# Given data

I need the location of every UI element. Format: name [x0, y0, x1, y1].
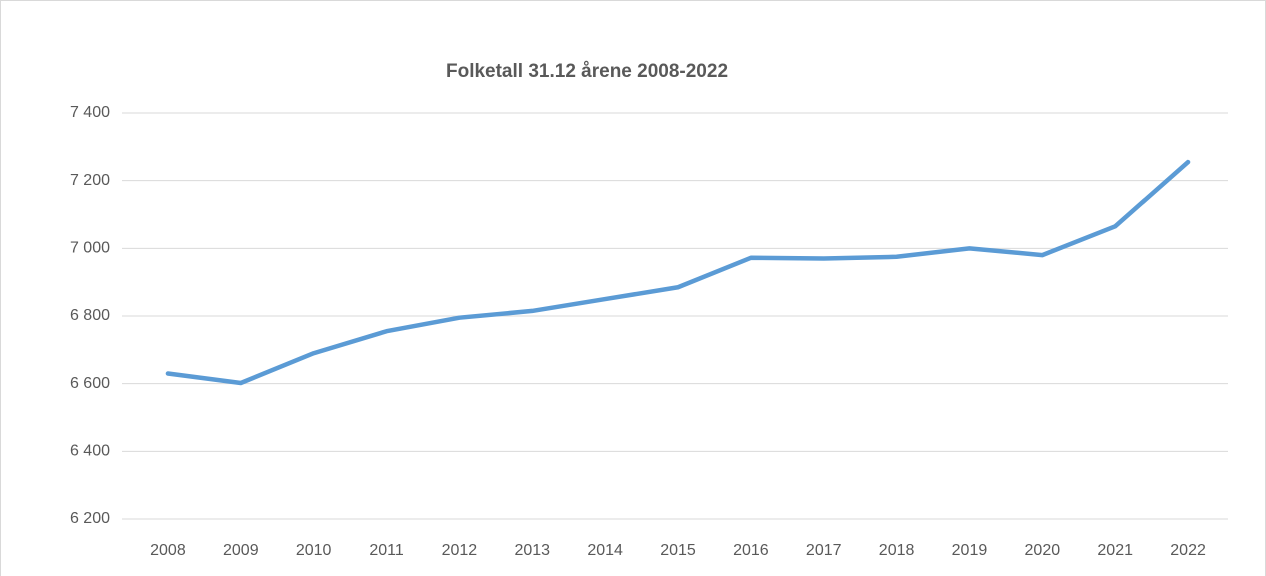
y-tick-label: 6 600 — [70, 375, 110, 392]
x-tick-label: 2018 — [879, 542, 915, 559]
x-tick-label: 2021 — [1097, 542, 1133, 559]
x-tick-label: 2022 — [1170, 542, 1206, 559]
y-tick-label: 6 800 — [70, 307, 110, 324]
y-tick-label: 7 200 — [70, 172, 110, 189]
x-tick-label: 2016 — [733, 542, 769, 559]
x-tick-label: 2020 — [1025, 542, 1061, 559]
x-tick-label: 2014 — [587, 542, 623, 559]
chart-title: Folketall 31.12 årene 2008-2022 — [446, 61, 728, 82]
x-tick-label: 2015 — [660, 542, 696, 559]
x-tick-label: 2008 — [150, 542, 186, 559]
x-tick-label: 2013 — [514, 542, 550, 559]
x-tick-label: 2010 — [296, 542, 332, 559]
x-tick-label: 2009 — [223, 542, 259, 559]
x-tick-label: 2017 — [806, 542, 842, 559]
x-tick-label: 2019 — [952, 542, 988, 559]
x-tick-label: 2011 — [369, 542, 404, 559]
y-tick-label: 6 200 — [70, 510, 110, 527]
y-tick-label: 6 400 — [70, 443, 110, 460]
y-tick-label: 7 400 — [70, 104, 110, 121]
line-series — [165, 159, 1191, 386]
x-tick-label: 2012 — [442, 542, 478, 559]
y-tick-label: 7 000 — [70, 240, 110, 257]
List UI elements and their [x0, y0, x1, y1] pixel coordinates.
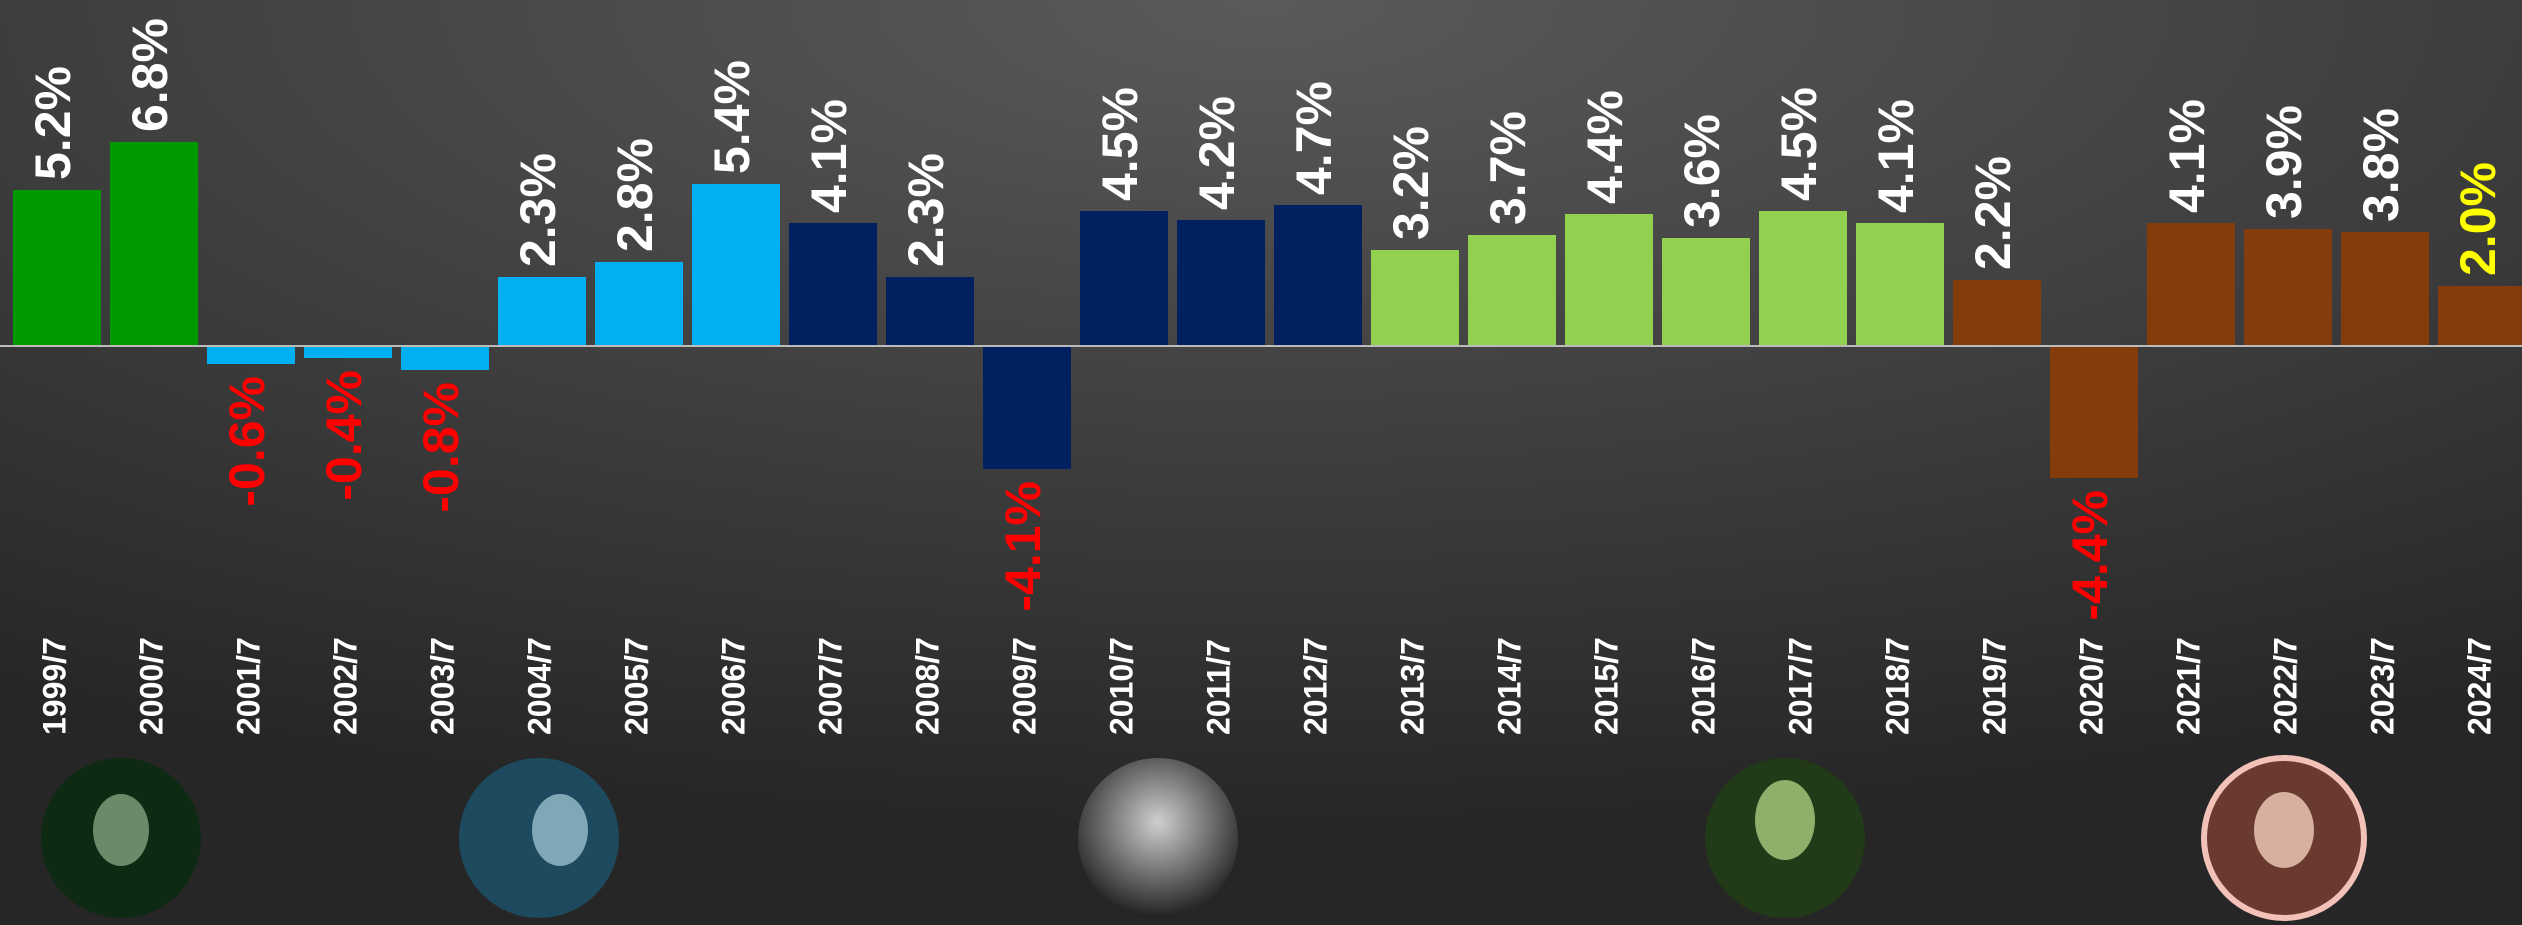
- value-label: 3.7%: [1480, 111, 1536, 225]
- bar: [1468, 235, 1556, 346]
- page: {"chart_data": {"type": "bar", "categori…: [0, 0, 2522, 925]
- x-tick-label: 2011/7: [1200, 639, 1236, 735]
- bar: [1565, 214, 1653, 346]
- bar: [595, 262, 683, 346]
- x-tick-label: 2009/7: [1006, 637, 1042, 735]
- x-tick-label: 2007/7: [812, 637, 848, 735]
- x-tick-label: 1999/7: [36, 637, 72, 735]
- value-label: -0.4%: [316, 370, 372, 501]
- bar: [1953, 280, 2041, 346]
- bar: [983, 346, 1071, 469]
- bar: [1274, 205, 1362, 346]
- x-tick-label: 2013/7: [1394, 637, 1430, 735]
- bar: [1759, 211, 1847, 346]
- portrait-face: [2254, 792, 2314, 868]
- background: [0, 0, 2522, 925]
- x-tick-label: 2003/7: [424, 637, 460, 735]
- x-tick-label: 2023/7: [2364, 637, 2400, 735]
- x-tick-label: 2018/7: [1879, 637, 1915, 735]
- value-label: 4.1%: [1868, 99, 1924, 213]
- x-tick-label: 2010/7: [1103, 637, 1139, 735]
- bar: [2147, 223, 2235, 346]
- portrait: [1078, 758, 1238, 918]
- value-label: 5.2%: [25, 66, 81, 180]
- bar: [2438, 286, 2522, 346]
- bar: [2050, 346, 2138, 478]
- bar: [692, 184, 780, 346]
- bar: [2244, 229, 2332, 346]
- value-label: 2.3%: [898, 153, 954, 267]
- value-label: 4.1%: [801, 99, 857, 213]
- x-tick-label: 2014/7: [1491, 637, 1527, 735]
- value-label: 5.4%: [704, 60, 760, 174]
- bar: [2341, 232, 2429, 346]
- x-tick-label: 2019/7: [1976, 637, 2012, 735]
- x-tick-label: 2001/7: [230, 637, 266, 735]
- x-tick-label: 2020/7: [2073, 637, 2109, 735]
- bar: [1662, 238, 1750, 346]
- x-tick-label: 2006/7: [715, 637, 751, 735]
- bar: [886, 277, 974, 346]
- value-label: 3.9%: [2256, 105, 2312, 219]
- value-label: 2.8%: [607, 138, 663, 252]
- x-tick-label: 2017/7: [1782, 637, 1818, 735]
- bar: [304, 346, 392, 358]
- x-tick-label: 2005/7: [618, 637, 654, 735]
- value-label: 2.3%: [510, 153, 566, 267]
- x-tick-label: 2012/7: [1297, 637, 1333, 735]
- value-label: -4.1%: [995, 481, 1051, 612]
- value-label: 4.7%: [1286, 81, 1342, 195]
- value-label: 3.6%: [1674, 114, 1730, 228]
- x-tick-label: 2024/7: [2461, 637, 2497, 735]
- bar: [13, 190, 101, 346]
- value-label: 4.4%: [1577, 90, 1633, 204]
- bar: [401, 346, 489, 370]
- bar: [789, 223, 877, 346]
- value-label: 6.8%: [122, 18, 178, 132]
- value-label: 3.2%: [1383, 126, 1439, 240]
- chart: 5.2% 1999/7 6.8% 2000/7 -0.6% 2001/7 -0.4% 2002…: [0, 0, 2522, 925]
- x-tick-label: 2015/7: [1588, 637, 1624, 735]
- bar: [1080, 211, 1168, 346]
- x-tick-label: 2008/7: [909, 637, 945, 735]
- portrait-face: [1755, 780, 1815, 860]
- bar: [110, 142, 198, 346]
- value-label: -4.4%: [2062, 490, 2118, 621]
- value-label: 4.1%: [2159, 99, 2215, 213]
- value-label: 2.0%: [2450, 162, 2506, 276]
- value-label: 4.5%: [1092, 87, 1148, 201]
- portrait-face: [93, 794, 149, 866]
- bar: [1177, 220, 1265, 346]
- value-label: 3.8%: [2353, 108, 2409, 222]
- x-tick-label: 2004/7: [521, 637, 557, 735]
- x-tick-label: 2022/7: [2267, 637, 2303, 735]
- value-label: -0.8%: [413, 382, 469, 513]
- value-label: -0.6%: [219, 376, 275, 507]
- bar: [1856, 223, 1944, 346]
- value-label: 4.5%: [1771, 87, 1827, 201]
- value-label: 2.2%: [1965, 156, 2021, 270]
- x-tick-label: 2002/7: [327, 637, 363, 735]
- x-tick-label: 2000/7: [133, 637, 169, 735]
- x-tick-label: 2016/7: [1685, 637, 1721, 735]
- portrait-face: [532, 794, 588, 866]
- bar: [207, 346, 295, 364]
- x-tick-label: 2021/7: [2170, 637, 2206, 735]
- bar: [1371, 250, 1459, 346]
- bar: [498, 277, 586, 346]
- value-label: 4.2%: [1189, 96, 1245, 210]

# What the task asks
Reproduce all of the rows above verbatim, omitting the pictures.

# Solution to the exercise
I need the location of every UI element. Format: name [x0, y0, x1, y1].
y-tick-label: 6 600 — [70, 375, 110, 392]
x-tick-label: 2018 — [879, 542, 915, 559]
x-tick-label: 2021 — [1097, 542, 1133, 559]
x-tick-label: 2022 — [1170, 542, 1206, 559]
y-tick-label: 6 800 — [70, 307, 110, 324]
y-tick-label: 7 200 — [70, 172, 110, 189]
x-tick-label: 2016 — [733, 542, 769, 559]
x-tick-label: 2020 — [1025, 542, 1061, 559]
x-tick-label: 2014 — [587, 542, 623, 559]
chart-title: Folketall 31.12 årene 2008-2022 — [446, 61, 728, 82]
x-tick-label: 2015 — [660, 542, 696, 559]
x-tick-label: 2008 — [150, 542, 186, 559]
x-tick-label: 2013 — [514, 542, 550, 559]
x-tick-label: 2010 — [296, 542, 332, 559]
x-tick-label: 2009 — [223, 542, 259, 559]
x-tick-label: 2017 — [806, 542, 842, 559]
x-tick-label: 2019 — [952, 542, 988, 559]
x-tick-label: 2011 — [369, 542, 404, 559]
y-tick-label: 6 200 — [70, 510, 110, 527]
y-tick-label: 6 400 — [70, 443, 110, 460]
y-tick-label: 7 400 — [70, 104, 110, 121]
line-series — [165, 159, 1191, 386]
x-tick-label: 2012 — [442, 542, 478, 559]
y-tick-label: 7 000 — [70, 240, 110, 257]
List UI elements and their [x0, y0, x1, y1] pixel coordinates.
- value-label: 3.7%: [1480, 111, 1536, 225]
- bar: [1468, 235, 1556, 346]
- page: {"chart_data": {"type": "bar", "categori…: [0, 0, 2522, 925]
- x-tick-label: 2011/7: [1200, 639, 1236, 735]
- bar: [1565, 214, 1653, 346]
- bar: [595, 262, 683, 346]
- x-tick-label: 2009/7: [1006, 637, 1042, 735]
- x-tick-label: 2007/7: [812, 637, 848, 735]
- x-tick-label: 1999/7: [36, 637, 72, 735]
- value-label: -0.4%: [316, 370, 372, 501]
- bar: [1953, 280, 2041, 346]
- bar: [983, 346, 1071, 469]
- bar: [1274, 205, 1362, 346]
- x-tick-label: 2013/7: [1394, 637, 1430, 735]
- bar: [1759, 211, 1847, 346]
- portrait-face: [2254, 792, 2314, 868]
- background: [0, 0, 2522, 925]
- x-tick-label: 2003/7: [424, 637, 460, 735]
- x-tick-label: 2023/7: [2364, 637, 2400, 735]
- x-tick-label: 2018/7: [1879, 637, 1915, 735]
- value-label: 4.1%: [1868, 99, 1924, 213]
- x-tick-label: 2010/7: [1103, 637, 1139, 735]
- bar: [2147, 223, 2235, 346]
- portrait: [1078, 758, 1238, 918]
- value-label: 5.2%: [25, 66, 81, 180]
- bar: [2438, 286, 2522, 346]
- bar: [2050, 346, 2138, 478]
- bar: [692, 184, 780, 346]
- bar: [2244, 229, 2332, 346]
- value-label: 2.3%: [898, 153, 954, 267]
- value-label: 4.1%: [801, 99, 857, 213]
- x-tick-label: 2014/7: [1491, 637, 1527, 735]
- value-label: 5.4%: [704, 60, 760, 174]
- bar: [2341, 232, 2429, 346]
- x-tick-label: 2019/7: [1976, 637, 2012, 735]
- x-tick-label: 2001/7: [230, 637, 266, 735]
- x-tick-label: 2020/7: [2073, 637, 2109, 735]
- bar: [1662, 238, 1750, 346]
- x-tick-label: 2006/7: [715, 637, 751, 735]
- bar: [886, 277, 974, 346]
- value-label: 3.9%: [2256, 105, 2312, 219]
- value-label: 2.8%: [607, 138, 663, 252]
- x-tick-label: 2017/7: [1782, 637, 1818, 735]
- bar: [304, 346, 392, 358]
- x-tick-label: 2005/7: [618, 637, 654, 735]
- value-label: 2.3%: [510, 153, 566, 267]
- x-tick-label: 2012/7: [1297, 637, 1333, 735]
- value-label: -4.1%: [995, 481, 1051, 612]
- value-label: 4.7%: [1286, 81, 1342, 195]
- value-label: 3.6%: [1674, 114, 1730, 228]
- x-tick-label: 2024/7: [2461, 637, 2497, 735]
- bar: [13, 190, 101, 346]
- value-label: 4.4%: [1577, 90, 1633, 204]
- bar: [401, 346, 489, 370]
- bar: [789, 223, 877, 346]
- value-label: 6.8%: [122, 18, 178, 132]
- value-label: 3.2%: [1383, 126, 1439, 240]
- chart: 5.2% 1999/7 6.8% 2000/7 -0.6% 2001/7 -0.4% 2002…: [0, 0, 2522, 925]
- x-tick-label: 2015/7: [1588, 637, 1624, 735]
- bar: [1080, 211, 1168, 346]
- x-tick-label: 2008/7: [909, 637, 945, 735]
- portrait-face: [1755, 780, 1815, 860]
- bar: [110, 142, 198, 346]
- value-label: -4.4%: [2062, 490, 2118, 621]
- value-label: 4.1%: [2159, 99, 2215, 213]
- value-label: 2.0%: [2450, 162, 2506, 276]
- value-label: 4.5%: [1092, 87, 1148, 201]
- portrait-face: [93, 794, 149, 866]
- bar: [1177, 220, 1265, 346]
- value-label: 3.8%: [2353, 108, 2409, 222]
- x-tick-label: 2004/7: [521, 637, 557, 735]
- x-tick-label: 2022/7: [2267, 637, 2303, 735]
- value-label: -0.8%: [413, 382, 469, 513]
- value-label: -0.6%: [219, 376, 275, 507]
- bar: [1856, 223, 1944, 346]
- value-label: 4.5%: [1771, 87, 1827, 201]
- value-label: 2.2%: [1965, 156, 2021, 270]
- x-tick-label: 2002/7: [327, 637, 363, 735]
- x-tick-label: 2000/7: [133, 637, 169, 735]
- x-tick-label: 2016/7: [1685, 637, 1721, 735]
- portrait-face: [532, 794, 588, 866]
- bar: [207, 346, 295, 364]
- x-tick-label: 2021/7: [2170, 637, 2206, 735]
- bar: [1371, 250, 1459, 346]
- bar: [498, 277, 586, 346]
- value-label: 4.2%: [1189, 96, 1245, 210]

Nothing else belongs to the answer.